**Exercise brief:** Copy every line from the material below that holds "content".

**Material to process:**
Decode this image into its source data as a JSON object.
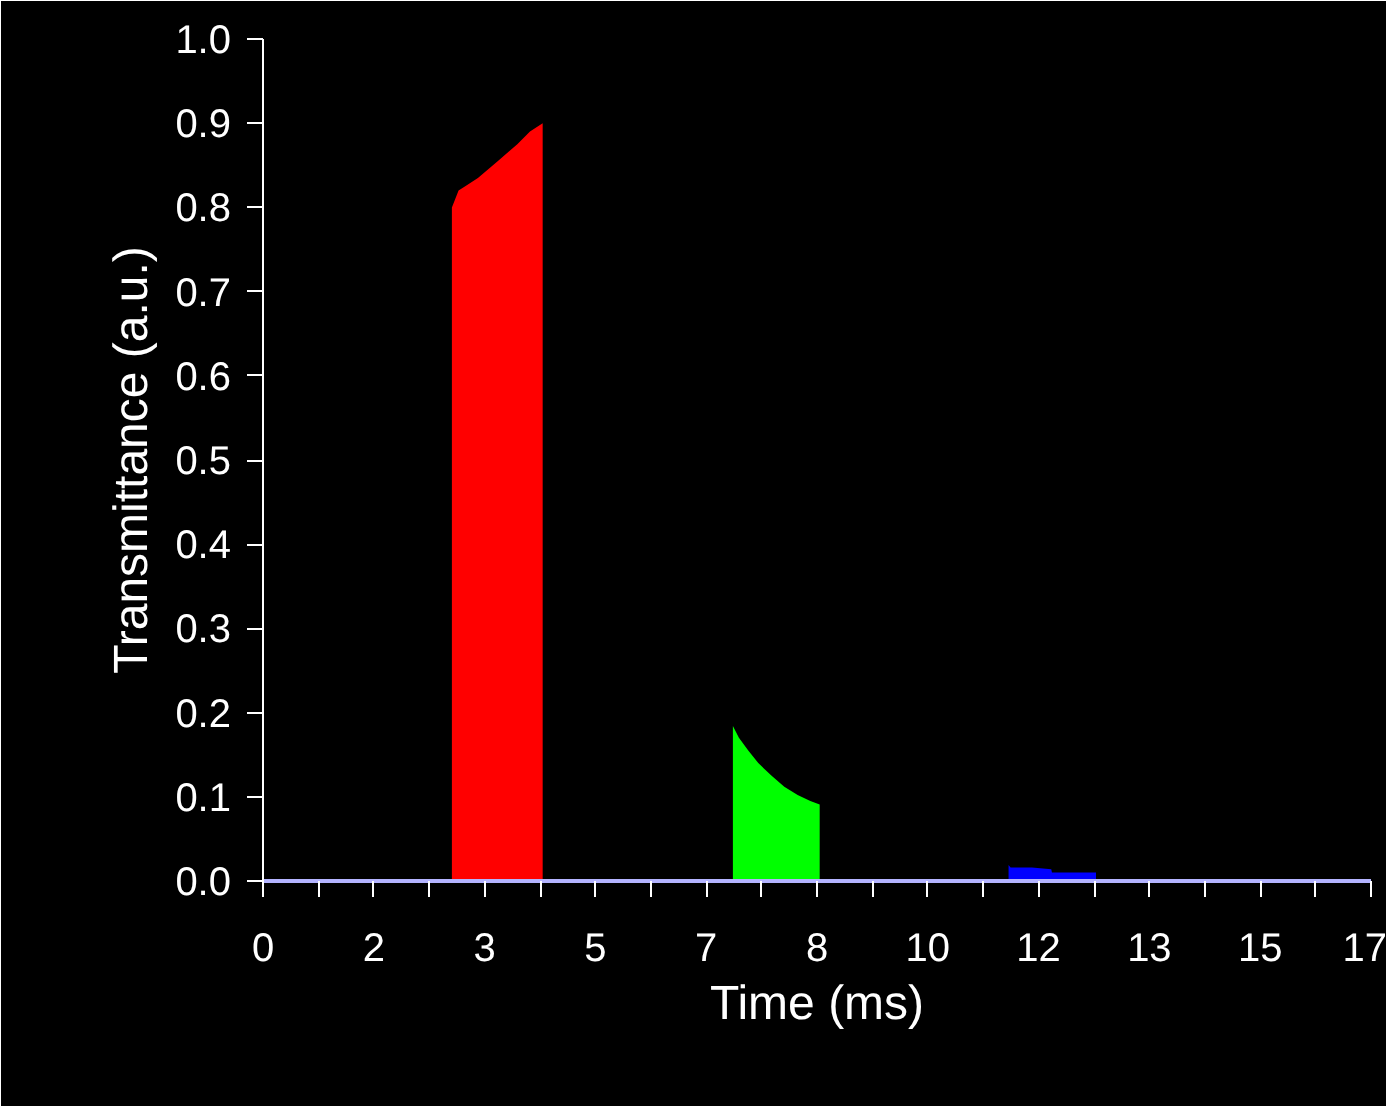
{
  "chart_data": {
    "type": "area",
    "xlabel": "Time (ms)",
    "ylabel": "Transmittance (a.u.)",
    "xlim": [
      0,
      16.6
    ],
    "ylim": [
      0,
      1.0
    ],
    "xticks": [
      0,
      {
        "value": 0.83,
        "label": null
      },
      {
        "value": 1.66,
        "label": "2"
      },
      {
        "value": 2.49,
        "label": null
      },
      {
        "value": 3.32,
        "label": "3"
      },
      {
        "value": 4.15,
        "label": null
      },
      {
        "value": 4.98,
        "label": "5"
      },
      {
        "value": 5.81,
        "label": null
      },
      {
        "value": 6.64,
        "label": "7"
      },
      {
        "value": 7.47,
        "label": null
      },
      {
        "value": 8.3,
        "label": "8"
      },
      {
        "value": 9.13,
        "label": null
      },
      {
        "value": 9.96,
        "label": "10"
      },
      {
        "value": 10.79,
        "label": null
      },
      {
        "value": 11.62,
        "label": "12"
      },
      {
        "value": 12.45,
        "label": null
      },
      {
        "value": 13.28,
        "label": "13"
      },
      {
        "value": 14.11,
        "label": null
      },
      {
        "value": 14.94,
        "label": "15"
      },
      {
        "value": 15.77,
        "label": null
      },
      {
        "value": 16.6,
        "label": "17"
      }
    ],
    "yticks": [
      {
        "value": 0,
        "label": "0.0"
      },
      0.1,
      0.2,
      0.3,
      0.4,
      0.5,
      0.6,
      0.7,
      0.8,
      0.9,
      {
        "value": 1.0,
        "label": "1.0"
      }
    ],
    "grid": false,
    "series": [
      {
        "color": "#ff0000",
        "x": [
          2.83,
          2.88,
          2.93,
          3.03,
          3.22,
          3.52,
          3.81,
          4.0,
          4.19
        ],
        "values": [
          0.8,
          0.81,
          0.82,
          0.825,
          0.835,
          0.855,
          0.875,
          0.89,
          0.9
        ]
      },
      {
        "color": "#00ff00",
        "x": [
          7.04,
          7.13,
          7.27,
          7.42,
          7.62,
          7.81,
          8.01,
          8.2,
          8.34
        ],
        "values": [
          0.184,
          0.17,
          0.155,
          0.14,
          0.125,
          0.112,
          0.102,
          0.095,
          0.091
        ]
      },
      {
        "color": "#0000ff",
        "x": [
          11.17,
          11.2,
          11.52,
          11.81,
          11.82,
          12.48
        ],
        "values": [
          0.019,
          0.016,
          0.016,
          0.014,
          0.01,
          0.01
        ]
      }
    ]
  }
}
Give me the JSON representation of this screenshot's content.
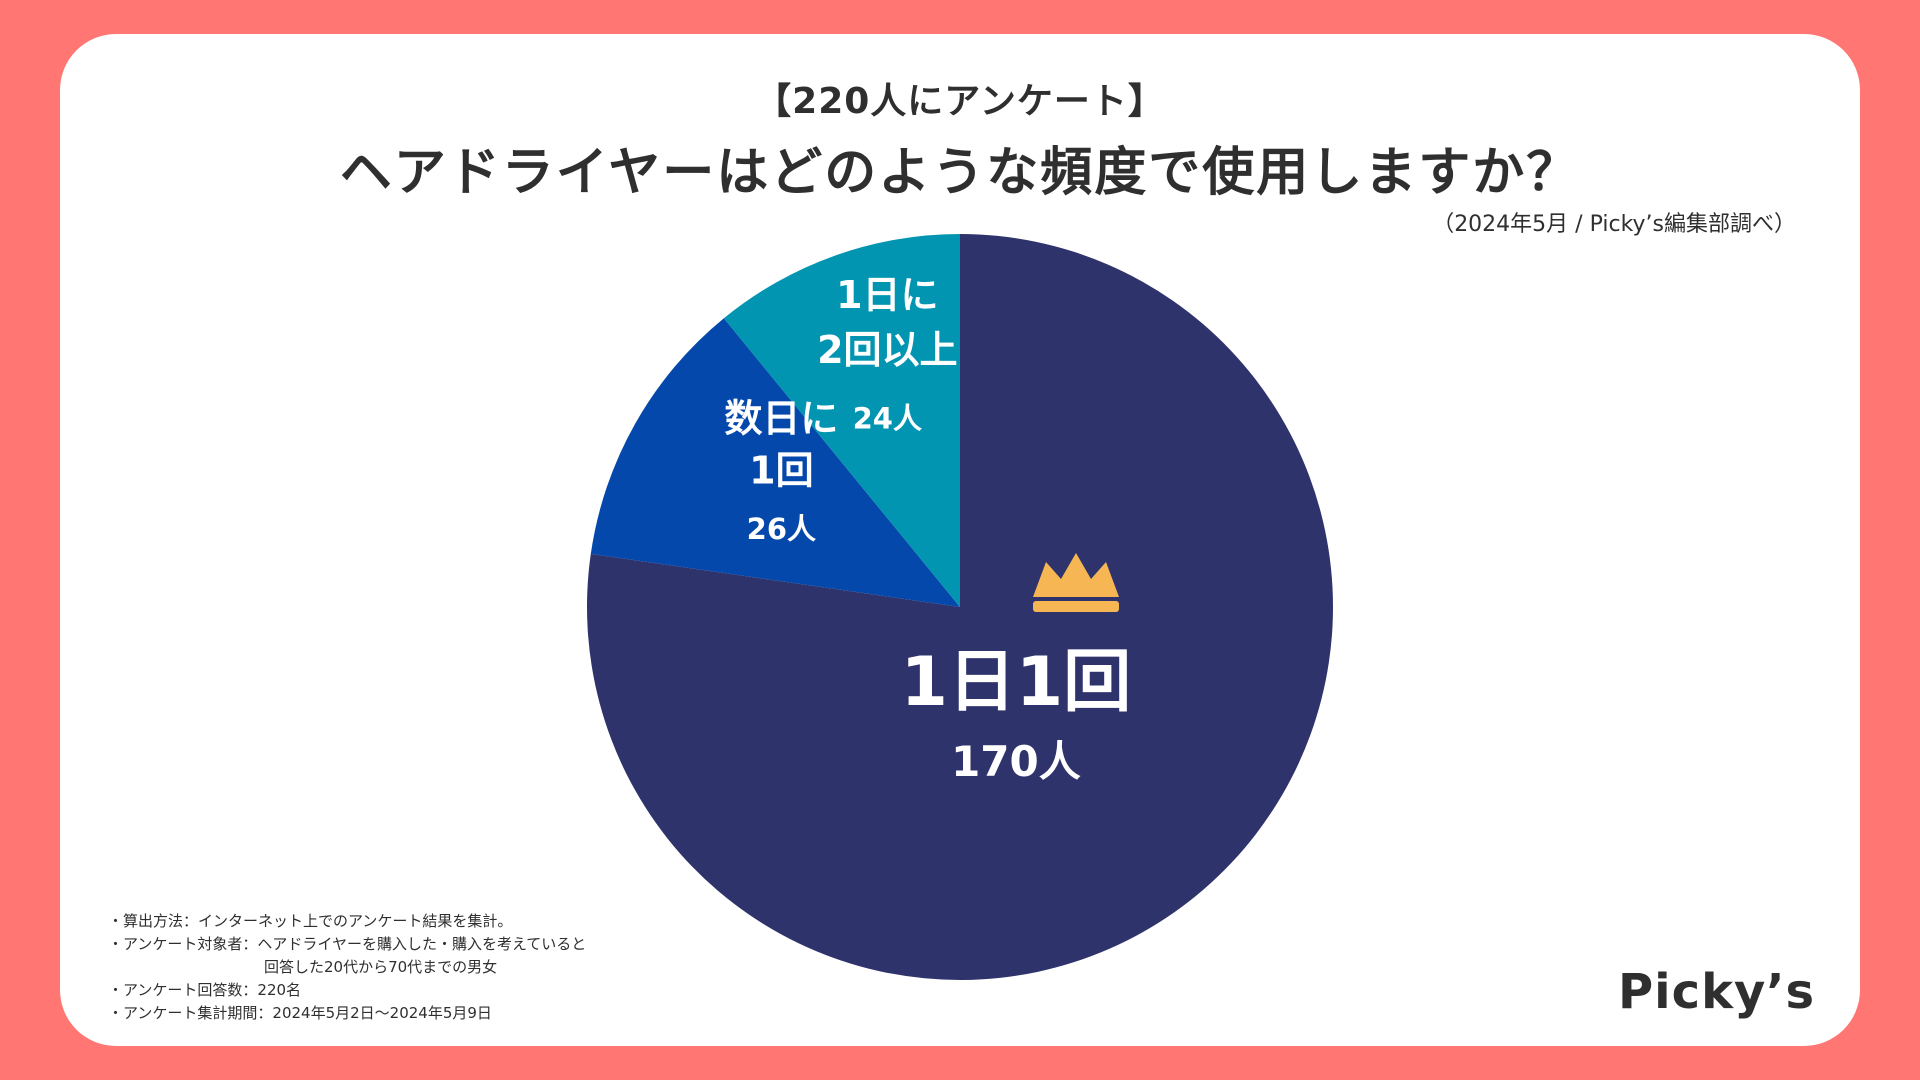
{
  "header": {
    "kicker": "【220人にアンケート】",
    "title": "ヘアドライヤーはどのような頻度で使用しますか？",
    "source": "（2024年5月 / Picky’s編集部調べ）"
  },
  "chart_data": {
    "type": "pie",
    "title": "ヘアドライヤーはどのような頻度で使用しますか？",
    "total": 220,
    "slices": [
      {
        "label_lines": [
          "1日1回"
        ],
        "value": 170,
        "value_label": "170人",
        "color": "#2F336B"
      },
      {
        "label_lines": [
          "数日に",
          "1回"
        ],
        "value": 26,
        "value_label": "26人",
        "color": "#0448AB"
      },
      {
        "label_lines": [
          "1日に",
          "2回以上"
        ],
        "value": 24,
        "value_label": "24人",
        "color": "#0295B1"
      }
    ],
    "highlight_icon": "crown-icon",
    "highlight_color": "#F6B654"
  },
  "notes": {
    "items": [
      "・算出方法：インターネット上でのアンケート結果を集計。",
      "・アンケート対象者：ヘアドライヤーを購入した・購入を考えていると",
      "回答した20代から70代までの男女",
      "・アンケート回答数：220名",
      "・アンケート集計期間：2024年5月2日〜2024年5月9日"
    ]
  },
  "brand": {
    "logo": "Picky’s"
  }
}
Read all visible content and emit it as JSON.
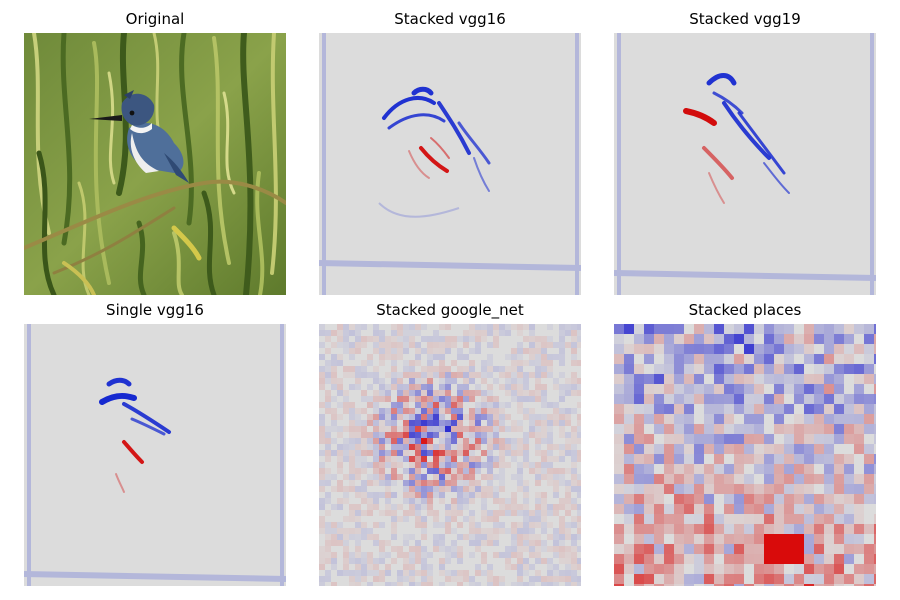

**Worked answer:**
Give me the JSON representation of this screenshot's content.
Read all visible content and emit it as JSON.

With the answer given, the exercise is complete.